[BEGIN Exercise inputs]

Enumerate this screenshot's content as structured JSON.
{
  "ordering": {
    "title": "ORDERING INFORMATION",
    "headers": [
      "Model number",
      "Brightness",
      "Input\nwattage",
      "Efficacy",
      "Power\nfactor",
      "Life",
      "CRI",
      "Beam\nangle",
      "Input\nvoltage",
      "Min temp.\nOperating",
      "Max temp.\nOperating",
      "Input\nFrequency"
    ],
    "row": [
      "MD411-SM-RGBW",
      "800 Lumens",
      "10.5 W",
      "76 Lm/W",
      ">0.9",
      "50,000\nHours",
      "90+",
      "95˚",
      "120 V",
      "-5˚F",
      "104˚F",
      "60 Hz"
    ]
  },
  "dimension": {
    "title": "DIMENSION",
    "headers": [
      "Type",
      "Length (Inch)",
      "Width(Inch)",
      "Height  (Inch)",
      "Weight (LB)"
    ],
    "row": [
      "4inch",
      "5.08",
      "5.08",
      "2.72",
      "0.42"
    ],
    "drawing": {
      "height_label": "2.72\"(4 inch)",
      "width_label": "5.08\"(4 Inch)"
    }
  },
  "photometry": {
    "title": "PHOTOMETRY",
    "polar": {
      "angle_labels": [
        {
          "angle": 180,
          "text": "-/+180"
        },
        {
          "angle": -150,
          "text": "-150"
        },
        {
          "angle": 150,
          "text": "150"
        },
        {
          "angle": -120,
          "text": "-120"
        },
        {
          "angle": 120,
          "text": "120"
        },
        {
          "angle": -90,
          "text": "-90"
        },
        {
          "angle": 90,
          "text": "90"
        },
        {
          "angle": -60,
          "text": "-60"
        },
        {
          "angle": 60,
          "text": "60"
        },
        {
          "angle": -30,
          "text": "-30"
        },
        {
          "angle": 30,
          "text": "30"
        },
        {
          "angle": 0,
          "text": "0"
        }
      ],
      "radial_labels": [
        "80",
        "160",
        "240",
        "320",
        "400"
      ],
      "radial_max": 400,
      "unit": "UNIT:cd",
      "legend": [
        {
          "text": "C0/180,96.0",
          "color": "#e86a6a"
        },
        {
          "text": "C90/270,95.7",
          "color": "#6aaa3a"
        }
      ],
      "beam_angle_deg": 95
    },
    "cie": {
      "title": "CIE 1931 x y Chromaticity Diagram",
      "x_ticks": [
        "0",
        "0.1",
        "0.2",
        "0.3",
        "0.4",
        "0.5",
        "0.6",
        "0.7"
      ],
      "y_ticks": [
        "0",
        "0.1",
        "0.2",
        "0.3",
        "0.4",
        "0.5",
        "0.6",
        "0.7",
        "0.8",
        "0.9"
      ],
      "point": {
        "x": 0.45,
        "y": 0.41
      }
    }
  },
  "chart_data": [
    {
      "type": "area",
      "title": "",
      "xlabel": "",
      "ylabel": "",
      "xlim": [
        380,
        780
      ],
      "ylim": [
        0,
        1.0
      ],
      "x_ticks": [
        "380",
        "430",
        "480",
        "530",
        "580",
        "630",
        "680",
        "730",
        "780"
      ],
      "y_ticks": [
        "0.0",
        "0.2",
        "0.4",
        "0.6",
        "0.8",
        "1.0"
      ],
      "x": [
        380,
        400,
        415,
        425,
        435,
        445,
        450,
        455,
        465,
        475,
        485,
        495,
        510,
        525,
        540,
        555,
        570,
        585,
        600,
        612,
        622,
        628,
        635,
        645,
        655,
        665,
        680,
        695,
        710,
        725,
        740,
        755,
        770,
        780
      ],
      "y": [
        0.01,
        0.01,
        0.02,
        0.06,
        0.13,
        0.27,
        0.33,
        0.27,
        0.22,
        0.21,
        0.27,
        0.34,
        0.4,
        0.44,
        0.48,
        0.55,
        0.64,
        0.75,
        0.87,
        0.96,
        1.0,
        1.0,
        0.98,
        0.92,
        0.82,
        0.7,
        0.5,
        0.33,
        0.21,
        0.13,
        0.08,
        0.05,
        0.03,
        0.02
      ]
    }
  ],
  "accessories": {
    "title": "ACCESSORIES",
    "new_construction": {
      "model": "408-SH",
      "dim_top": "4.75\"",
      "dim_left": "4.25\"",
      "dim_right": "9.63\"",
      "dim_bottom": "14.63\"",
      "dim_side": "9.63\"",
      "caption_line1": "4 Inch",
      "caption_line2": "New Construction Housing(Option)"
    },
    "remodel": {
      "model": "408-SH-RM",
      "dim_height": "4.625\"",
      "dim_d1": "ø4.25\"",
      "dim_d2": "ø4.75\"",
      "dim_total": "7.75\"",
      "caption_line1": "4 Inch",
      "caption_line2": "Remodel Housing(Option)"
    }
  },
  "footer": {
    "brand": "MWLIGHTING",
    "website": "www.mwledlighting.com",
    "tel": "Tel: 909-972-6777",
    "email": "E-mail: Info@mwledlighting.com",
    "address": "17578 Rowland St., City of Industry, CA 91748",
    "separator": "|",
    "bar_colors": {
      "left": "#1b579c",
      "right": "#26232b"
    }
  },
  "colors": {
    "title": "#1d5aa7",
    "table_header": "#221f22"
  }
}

[END Exercise inputs]

* **Given exercise**:
Select all lines in the listing above where the word "title" appears, and show them.

* **Correct response**:
    "title": "ORDERING INFORMATION",
    "title": "DIMENSION",
    "title": "PHOTOMETRY",
      "title": "CIE 1931 x y Chromaticity Diagram",
      "title": "",
    "title": "ACCESSORIES",
    "title": "#1d5aa7",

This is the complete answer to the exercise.